Work to be completed: Extract every line of the data below and reproduce each one without any change, leaving out the picture markers.
* Start Provided data *
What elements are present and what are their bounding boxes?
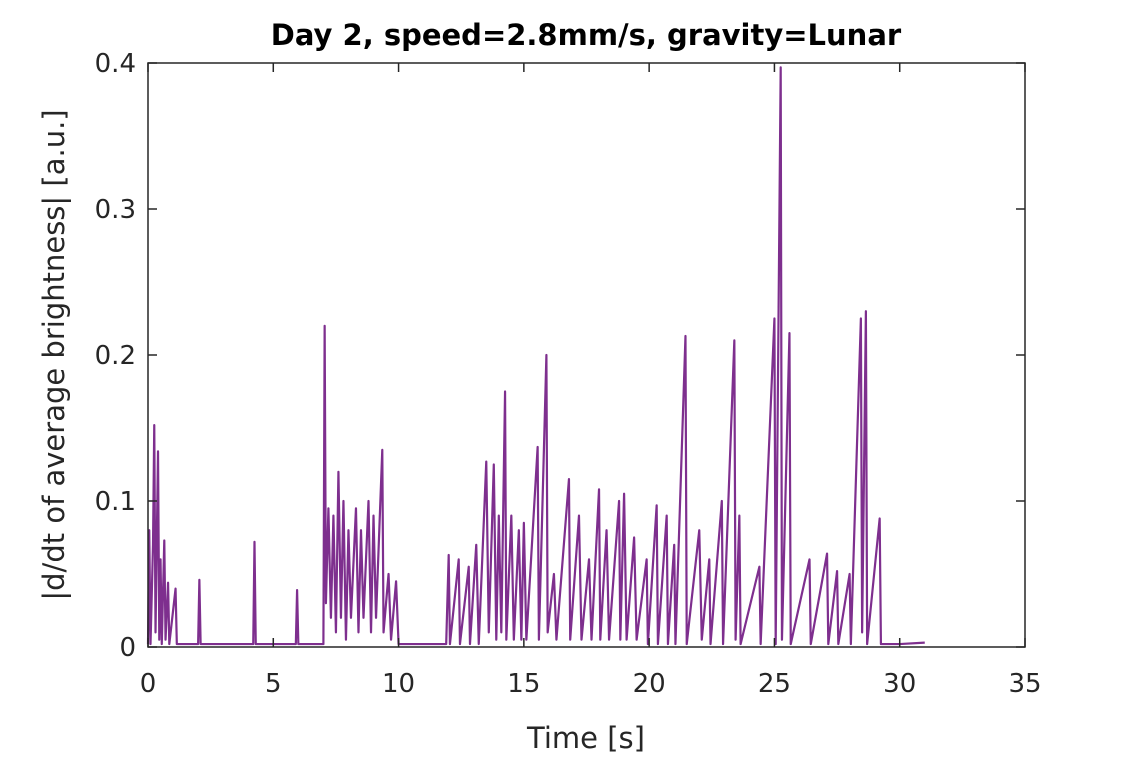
x-tick-label: 30 <box>883 669 916 699</box>
x-tick-label: 0 <box>140 669 157 699</box>
y-tick-label: 0.2 <box>95 341 136 371</box>
y-tick-label: 0.3 <box>95 195 136 225</box>
data-line <box>146 66 925 646</box>
y-tick-label: 0.1 <box>95 487 136 517</box>
y-tick-label: 0 <box>119 633 136 663</box>
x-tick-label: 15 <box>507 669 540 699</box>
axes-box <box>147 62 1026 648</box>
y-tick-label: 0.4 <box>95 49 136 79</box>
x-axis-label: Time [s] <box>526 721 645 755</box>
x-tick-label: 25 <box>758 669 791 699</box>
y-axis-label: |d/dt of average brightness| [a.u.] <box>37 109 71 600</box>
x-tick-label: 10 <box>382 669 415 699</box>
x-tick-label: 35 <box>1008 669 1041 699</box>
x-tick-label: 5 <box>265 669 282 699</box>
chart-title: Day 2, speed=2.8mm/s, gravity=Lunar <box>271 18 902 52</box>
x-tick-label: 20 <box>633 669 666 699</box>
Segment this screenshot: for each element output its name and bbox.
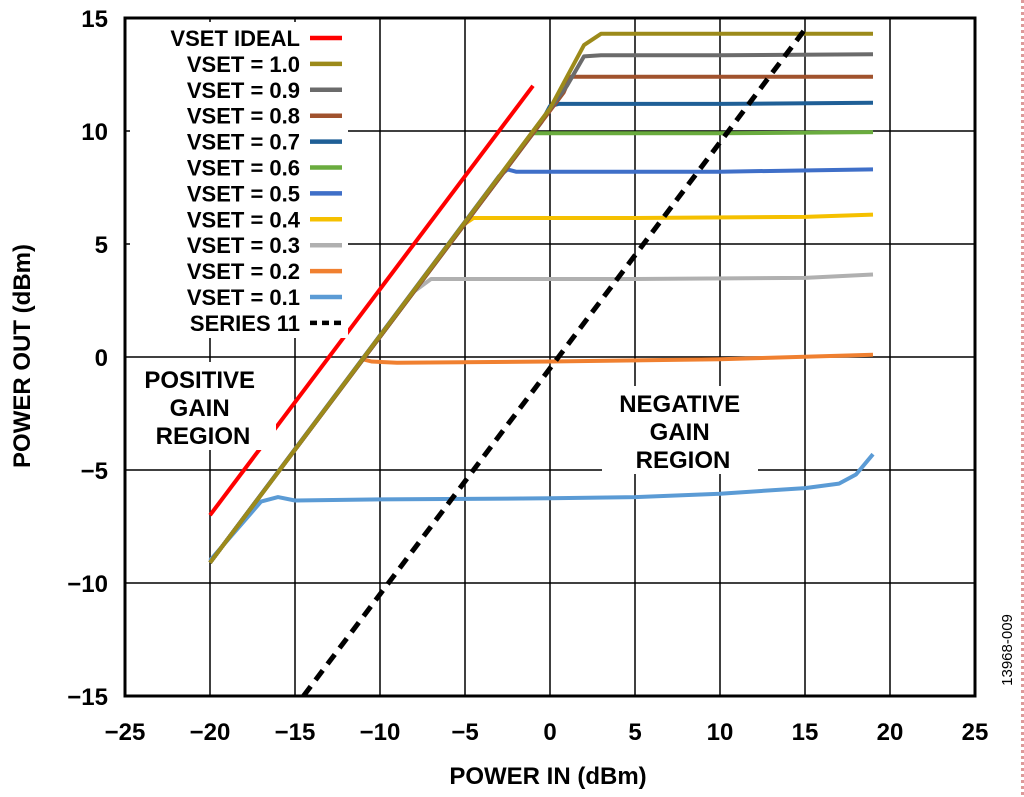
legend-label: VSET = 0.9: [187, 78, 300, 103]
positive-region-bg: [130, 362, 276, 450]
y-tick-label: 15: [81, 6, 108, 33]
series-line: [208, 31, 873, 564]
legend-label: VSET = 0.4: [187, 207, 301, 232]
x-tick-label: 25: [962, 719, 989, 746]
legend-bg: [130, 22, 348, 338]
x-tick-label: −5: [451, 719, 478, 746]
y-tick-label: 10: [81, 119, 108, 146]
x-tick-label: 0: [543, 719, 556, 746]
negative-region-label: NEGATIVE GAIN REGION: [619, 391, 747, 474]
legend-label: VSET = 0.7: [187, 130, 300, 155]
y-tick-label: −5: [81, 458, 108, 485]
y-tick-label: 5: [95, 232, 108, 259]
plot-frame: [123, 16, 977, 698]
x-tick-label: −10: [360, 719, 401, 746]
legend-label: VSET = 0.1: [187, 285, 300, 310]
x-tick-label: 15: [792, 719, 819, 746]
x-tick-label: 20: [877, 719, 904, 746]
positive-region-label: POSITIVE GAIN REGION: [144, 367, 261, 450]
x-tick-label: 10: [707, 719, 734, 746]
x-tick-label: −15: [275, 719, 316, 746]
legend-label: VSET = 0.6: [187, 156, 300, 181]
x-tick-label: −25: [105, 719, 146, 746]
negative-region-bg: [602, 386, 758, 474]
y-tick-label: −15: [67, 684, 108, 711]
x-axis-label: POWER IN (dBm): [449, 763, 646, 790]
legend-label: VSET = 0.3: [187, 233, 300, 258]
legend-label: VSET = 0.8: [187, 104, 300, 129]
figure-id: 13968-009: [999, 614, 1016, 686]
legend-label: VSET = 0.2: [187, 259, 300, 284]
legend-label: VSET = 0.5: [187, 181, 300, 206]
y-tick-label: −10: [67, 571, 108, 598]
legend-label: SERIES 11: [190, 311, 300, 336]
x-tick-label: 5: [628, 719, 641, 746]
series-layer: [208, 27, 875, 698]
series-line: [208, 452, 875, 562]
y-axis-label: POWER OUT (dBm): [9, 244, 36, 468]
page-edge: [1021, 0, 1024, 797]
legend-label: VSET IDEAL: [170, 26, 300, 51]
legend-label: VSET = 1.0: [187, 52, 300, 77]
tick-labels: −25 −20 −15 −10 −5 0 5 10 15 20 25 −15 −10 −5 0 5 10 15: [67, 6, 988, 746]
y-tick-label: 0: [95, 345, 108, 372]
x-tick-label: −20: [190, 719, 231, 746]
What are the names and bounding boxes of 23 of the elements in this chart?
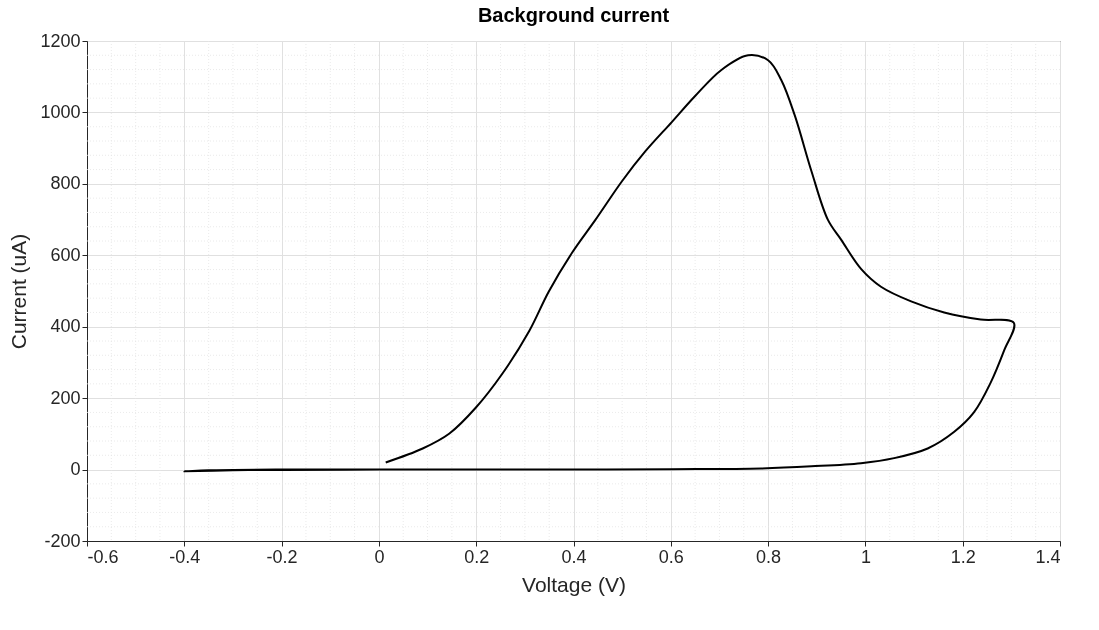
y-tick-label: 1200 <box>40 30 81 51</box>
x-tick-label: 1.4 <box>1035 546 1061 567</box>
line-series <box>183 54 1015 473</box>
y-tick-label: -200 <box>44 530 81 551</box>
x-tick-label: -0.4 <box>169 546 201 567</box>
x-tick-label: 0 <box>374 546 385 567</box>
x-tick-label: 0.8 <box>756 546 782 567</box>
y-axis-title: Current (uA) <box>7 233 31 350</box>
y-tick-label: 800 <box>50 173 81 194</box>
x-tick-label: -0.6 <box>87 546 119 567</box>
y-tick-label: 1000 <box>40 101 81 122</box>
y-tick-label: 600 <box>50 244 81 265</box>
x-tick-label: 1.2 <box>950 546 976 567</box>
y-tick-label: 400 <box>50 316 81 337</box>
y-tick-label: 0 <box>70 459 81 480</box>
y-tick-label: 200 <box>50 387 81 408</box>
chart-title: Background current <box>477 4 670 26</box>
x-tick-label: 0.2 <box>464 546 490 567</box>
x-tick-label: 0.6 <box>658 546 684 567</box>
x-tick-label: -0.2 <box>266 546 298 567</box>
x-axis-title: Voltage (V) <box>522 572 626 596</box>
x-tick-label: 0.4 <box>561 546 587 567</box>
x-tick-label: 1 <box>860 546 871 567</box>
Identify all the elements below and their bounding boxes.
* End Provided data *
Full output:
What elements are present and what are their bounding boxes?
x-tick-label: 30 <box>883 669 916 699</box>
x-tick-label: 0 <box>140 669 157 699</box>
y-tick-label: 0.2 <box>95 341 136 371</box>
y-tick-label: 0.3 <box>95 195 136 225</box>
data-line <box>146 66 925 646</box>
y-tick-label: 0.1 <box>95 487 136 517</box>
y-tick-label: 0 <box>119 633 136 663</box>
x-tick-label: 15 <box>507 669 540 699</box>
axes-box <box>147 62 1026 648</box>
y-tick-label: 0.4 <box>95 49 136 79</box>
x-axis-label: Time [s] <box>526 721 645 755</box>
x-tick-label: 25 <box>758 669 791 699</box>
y-axis-label: |d/dt of average brightness| [a.u.] <box>37 109 71 600</box>
x-tick-label: 10 <box>382 669 415 699</box>
x-tick-label: 35 <box>1008 669 1041 699</box>
x-tick-label: 5 <box>265 669 282 699</box>
chart-title: Day 2, speed=2.8mm/s, gravity=Lunar <box>271 18 902 52</box>
x-tick-label: 20 <box>633 669 666 699</box>
Segment this screenshot: for each element output its name and bbox.
legend-label: VSET = 0.9: [187, 78, 300, 103]
positive-region-bg: [130, 362, 276, 450]
y-tick-label: 15: [81, 6, 108, 33]
series-line: [208, 31, 873, 564]
legend-label: VSET = 0.4: [187, 207, 301, 232]
x-tick-label: 25: [962, 719, 989, 746]
legend-bg: [130, 22, 348, 338]
x-tick-label: −5: [451, 719, 478, 746]
y-tick-label: 10: [81, 119, 108, 146]
x-tick-label: 0: [543, 719, 556, 746]
negative-region-label: NEGATIVE GAIN REGION: [619, 391, 747, 474]
legend-label: VSET = 0.7: [187, 130, 300, 155]
y-tick-label: −5: [81, 458, 108, 485]
y-tick-label: 5: [95, 232, 108, 259]
plot-frame: [123, 16, 977, 698]
x-tick-label: −10: [360, 719, 401, 746]
legend-label: VSET = 0.1: [187, 285, 300, 310]
x-tick-label: 15: [792, 719, 819, 746]
x-tick-label: 20: [877, 719, 904, 746]
positive-region-label: POSITIVE GAIN REGION: [144, 367, 261, 450]
x-tick-label: 10: [707, 719, 734, 746]
x-tick-label: −15: [275, 719, 316, 746]
legend-label: VSET = 0.6: [187, 156, 300, 181]
x-tick-label: −25: [105, 719, 146, 746]
negative-region-bg: [602, 386, 758, 474]
y-tick-label: −15: [67, 684, 108, 711]
x-axis-label: POWER IN (dBm): [449, 763, 646, 790]
legend-label: VSET = 0.3: [187, 233, 300, 258]
legend-label: VSET = 0.8: [187, 104, 300, 129]
figure-id: 13968-009: [999, 614, 1016, 686]
legend-label: VSET = 0.2: [187, 259, 300, 284]
legend-label: VSET = 0.5: [187, 181, 300, 206]
y-tick-label: −10: [67, 571, 108, 598]
legend-label: SERIES 11: [190, 311, 300, 336]
x-tick-label: 5: [628, 719, 641, 746]
series-layer: [208, 27, 875, 698]
series-line: [208, 452, 875, 562]
y-axis-label: POWER OUT (dBm): [9, 244, 36, 468]
page-edge: [1021, 0, 1024, 797]
legend-label: VSET IDEAL: [170, 26, 300, 51]
legend-label: VSET = 1.0: [187, 52, 300, 77]
tick-labels: −25 −20 −15 −10 −5 0 5 10 15 20 25 −15 −10 −5 0 5 10 15: [67, 6, 988, 746]
y-tick-label: 0: [95, 345, 108, 372]
x-tick-label: −20: [190, 719, 231, 746]
What are the names and bounding boxes of 23 of the elements in this chart?
y-tick-label: 1200 <box>40 30 81 51</box>
x-tick-label: 1.4 <box>1035 546 1061 567</box>
line-series <box>183 54 1015 473</box>
y-tick-label: -200 <box>44 530 81 551</box>
x-tick-label: -0.4 <box>169 546 201 567</box>
x-tick-label: 0 <box>374 546 385 567</box>
x-tick-label: 0.8 <box>756 546 782 567</box>
y-axis-title: Current (uA) <box>7 233 31 350</box>
y-tick-label: 800 <box>50 173 81 194</box>
x-tick-label: -0.6 <box>87 546 119 567</box>
y-tick-label: 1000 <box>40 101 81 122</box>
y-tick-label: 600 <box>50 244 81 265</box>
x-tick-label: 1.2 <box>950 546 976 567</box>
y-tick-label: 400 <box>50 316 81 337</box>
y-tick-label: 0 <box>70 459 81 480</box>
y-tick-label: 200 <box>50 387 81 408</box>
chart-title: Background current <box>477 4 670 26</box>
x-tick-label: 0.2 <box>464 546 490 567</box>
x-tick-label: 0.6 <box>658 546 684 567</box>
x-tick-label: -0.2 <box>266 546 298 567</box>
x-axis-title: Voltage (V) <box>522 572 626 596</box>
x-tick-label: 0.4 <box>561 546 587 567</box>
x-tick-label: 1 <box>860 546 871 567</box>
Identify all the elements below and their bounding boxes.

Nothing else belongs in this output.